Figure contents as structured data:
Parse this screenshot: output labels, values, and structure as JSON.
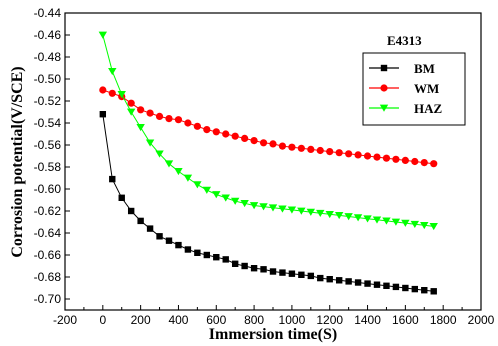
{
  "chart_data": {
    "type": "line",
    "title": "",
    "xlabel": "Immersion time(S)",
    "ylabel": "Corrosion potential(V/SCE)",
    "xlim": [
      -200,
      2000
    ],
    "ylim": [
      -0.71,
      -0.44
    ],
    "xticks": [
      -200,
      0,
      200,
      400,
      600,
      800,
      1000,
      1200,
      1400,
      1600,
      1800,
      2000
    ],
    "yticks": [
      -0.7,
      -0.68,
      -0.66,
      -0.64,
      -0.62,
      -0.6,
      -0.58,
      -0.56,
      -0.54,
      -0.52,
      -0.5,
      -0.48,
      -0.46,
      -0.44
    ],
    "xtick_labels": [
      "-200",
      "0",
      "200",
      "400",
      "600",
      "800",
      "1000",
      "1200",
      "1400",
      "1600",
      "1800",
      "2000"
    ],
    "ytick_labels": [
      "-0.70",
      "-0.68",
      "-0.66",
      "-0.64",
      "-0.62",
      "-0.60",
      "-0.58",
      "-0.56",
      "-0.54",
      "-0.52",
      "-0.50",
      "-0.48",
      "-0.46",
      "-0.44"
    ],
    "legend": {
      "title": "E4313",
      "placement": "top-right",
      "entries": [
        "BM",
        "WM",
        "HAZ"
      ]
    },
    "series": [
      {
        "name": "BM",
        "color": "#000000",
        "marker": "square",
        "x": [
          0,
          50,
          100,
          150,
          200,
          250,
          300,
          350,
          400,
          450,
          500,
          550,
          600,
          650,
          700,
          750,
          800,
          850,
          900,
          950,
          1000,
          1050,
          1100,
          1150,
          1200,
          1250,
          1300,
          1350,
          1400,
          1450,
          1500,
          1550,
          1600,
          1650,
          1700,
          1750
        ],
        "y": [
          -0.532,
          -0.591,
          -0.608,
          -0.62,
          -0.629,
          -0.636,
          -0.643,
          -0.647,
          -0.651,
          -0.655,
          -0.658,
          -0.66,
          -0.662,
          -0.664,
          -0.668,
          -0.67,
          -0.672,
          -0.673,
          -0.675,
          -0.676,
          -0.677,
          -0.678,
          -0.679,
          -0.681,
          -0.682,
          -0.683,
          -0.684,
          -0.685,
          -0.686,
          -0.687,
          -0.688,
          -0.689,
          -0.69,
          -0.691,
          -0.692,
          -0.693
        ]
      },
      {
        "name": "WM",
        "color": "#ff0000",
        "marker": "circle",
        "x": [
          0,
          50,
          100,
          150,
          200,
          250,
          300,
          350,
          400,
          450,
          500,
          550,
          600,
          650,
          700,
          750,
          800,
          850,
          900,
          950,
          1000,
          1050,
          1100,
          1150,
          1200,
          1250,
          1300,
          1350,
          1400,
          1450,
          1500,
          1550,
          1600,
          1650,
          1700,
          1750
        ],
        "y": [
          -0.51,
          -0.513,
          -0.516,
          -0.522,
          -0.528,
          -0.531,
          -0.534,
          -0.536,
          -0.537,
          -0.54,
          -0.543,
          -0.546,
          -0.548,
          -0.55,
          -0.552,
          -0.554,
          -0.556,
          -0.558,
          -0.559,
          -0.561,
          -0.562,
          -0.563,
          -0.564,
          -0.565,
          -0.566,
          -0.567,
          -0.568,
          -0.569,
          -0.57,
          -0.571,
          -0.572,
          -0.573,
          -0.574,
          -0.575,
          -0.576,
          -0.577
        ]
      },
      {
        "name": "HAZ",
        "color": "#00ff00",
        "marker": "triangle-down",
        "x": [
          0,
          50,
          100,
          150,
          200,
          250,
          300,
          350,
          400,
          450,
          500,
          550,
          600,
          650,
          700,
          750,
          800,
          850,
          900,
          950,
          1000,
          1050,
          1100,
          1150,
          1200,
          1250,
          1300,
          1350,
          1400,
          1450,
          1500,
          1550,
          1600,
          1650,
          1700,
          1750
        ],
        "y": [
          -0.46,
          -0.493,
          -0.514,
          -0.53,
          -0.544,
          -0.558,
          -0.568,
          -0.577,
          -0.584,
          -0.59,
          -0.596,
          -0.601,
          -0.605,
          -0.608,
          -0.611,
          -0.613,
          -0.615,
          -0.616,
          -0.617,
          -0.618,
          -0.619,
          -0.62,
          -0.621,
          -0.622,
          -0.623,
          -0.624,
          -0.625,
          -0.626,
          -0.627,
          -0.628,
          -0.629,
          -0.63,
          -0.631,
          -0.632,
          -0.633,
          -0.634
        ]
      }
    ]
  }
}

Problem description:
Reproduce the full material exactly, excluding the pictures.

Exercise response:
Parse this screenshot: output labels, values, and structure as JSON.
{
  "chart_data": {
    "type": "line",
    "title": "",
    "xlabel": "Immersion time(S)",
    "ylabel": "Corrosion potential(V/SCE)",
    "xlim": [
      -200,
      2000
    ],
    "ylim": [
      -0.71,
      -0.44
    ],
    "xticks": [
      -200,
      0,
      200,
      400,
      600,
      800,
      1000,
      1200,
      1400,
      1600,
      1800,
      2000
    ],
    "yticks": [
      -0.7,
      -0.68,
      -0.66,
      -0.64,
      -0.62,
      -0.6,
      -0.58,
      -0.56,
      -0.54,
      -0.52,
      -0.5,
      -0.48,
      -0.46,
      -0.44
    ],
    "xtick_labels": [
      "-200",
      "0",
      "200",
      "400",
      "600",
      "800",
      "1000",
      "1200",
      "1400",
      "1600",
      "1800",
      "2000"
    ],
    "ytick_labels": [
      "-0.70",
      "-0.68",
      "-0.66",
      "-0.64",
      "-0.62",
      "-0.60",
      "-0.58",
      "-0.56",
      "-0.54",
      "-0.52",
      "-0.50",
      "-0.48",
      "-0.46",
      "-0.44"
    ],
    "legend": {
      "title": "E4313",
      "placement": "top-right",
      "entries": [
        "BM",
        "WM",
        "HAZ"
      ]
    },
    "series": [
      {
        "name": "BM",
        "color": "#000000",
        "marker": "square",
        "x": [
          0,
          50,
          100,
          150,
          200,
          250,
          300,
          350,
          400,
          450,
          500,
          550,
          600,
          650,
          700,
          750,
          800,
          850,
          900,
          950,
          1000,
          1050,
          1100,
          1150,
          1200,
          1250,
          1300,
          1350,
          1400,
          1450,
          1500,
          1550,
          1600,
          1650,
          1700,
          1750
        ],
        "y": [
          -0.532,
          -0.591,
          -0.608,
          -0.62,
          -0.629,
          -0.636,
          -0.643,
          -0.647,
          -0.651,
          -0.655,
          -0.658,
          -0.66,
          -0.662,
          -0.664,
          -0.668,
          -0.67,
          -0.672,
          -0.673,
          -0.675,
          -0.676,
          -0.677,
          -0.678,
          -0.679,
          -0.681,
          -0.682,
          -0.683,
          -0.684,
          -0.685,
          -0.686,
          -0.687,
          -0.688,
          -0.689,
          -0.69,
          -0.691,
          -0.692,
          -0.693
        ]
      },
      {
        "name": "WM",
        "color": "#ff0000",
        "marker": "circle",
        "x": [
          0,
          50,
          100,
          150,
          200,
          250,
          300,
          350,
          400,
          450,
          500,
          550,
          600,
          650,
          700,
          750,
          800,
          850,
          900,
          950,
          1000,
          1050,
          1100,
          1150,
          1200,
          1250,
          1300,
          1350,
          1400,
          1450,
          1500,
          1550,
          1600,
          1650,
          1700,
          1750
        ],
        "y": [
          -0.51,
          -0.513,
          -0.516,
          -0.522,
          -0.528,
          -0.531,
          -0.534,
          -0.536,
          -0.537,
          -0.54,
          -0.543,
          -0.546,
          -0.548,
          -0.55,
          -0.552,
          -0.554,
          -0.556,
          -0.558,
          -0.559,
          -0.561,
          -0.562,
          -0.563,
          -0.564,
          -0.565,
          -0.566,
          -0.567,
          -0.568,
          -0.569,
          -0.57,
          -0.571,
          -0.572,
          -0.573,
          -0.574,
          -0.575,
          -0.576,
          -0.577
        ]
      },
      {
        "name": "HAZ",
        "color": "#00ff00",
        "marker": "triangle-down",
        "x": [
          0,
          50,
          100,
          150,
          200,
          250,
          300,
          350,
          400,
          450,
          500,
          550,
          600,
          650,
          700,
          750,
          800,
          850,
          900,
          950,
          1000,
          1050,
          1100,
          1150,
          1200,
          1250,
          1300,
          1350,
          1400,
          1450,
          1500,
          1550,
          1600,
          1650,
          1700,
          1750
        ],
        "y": [
          -0.46,
          -0.493,
          -0.514,
          -0.53,
          -0.544,
          -0.558,
          -0.568,
          -0.577,
          -0.584,
          -0.59,
          -0.596,
          -0.601,
          -0.605,
          -0.608,
          -0.611,
          -0.613,
          -0.615,
          -0.616,
          -0.617,
          -0.618,
          -0.619,
          -0.62,
          -0.621,
          -0.622,
          -0.623,
          -0.624,
          -0.625,
          -0.626,
          -0.627,
          -0.628,
          -0.629,
          -0.63,
          -0.631,
          -0.632,
          -0.633,
          -0.634
        ]
      }
    ]
  }
}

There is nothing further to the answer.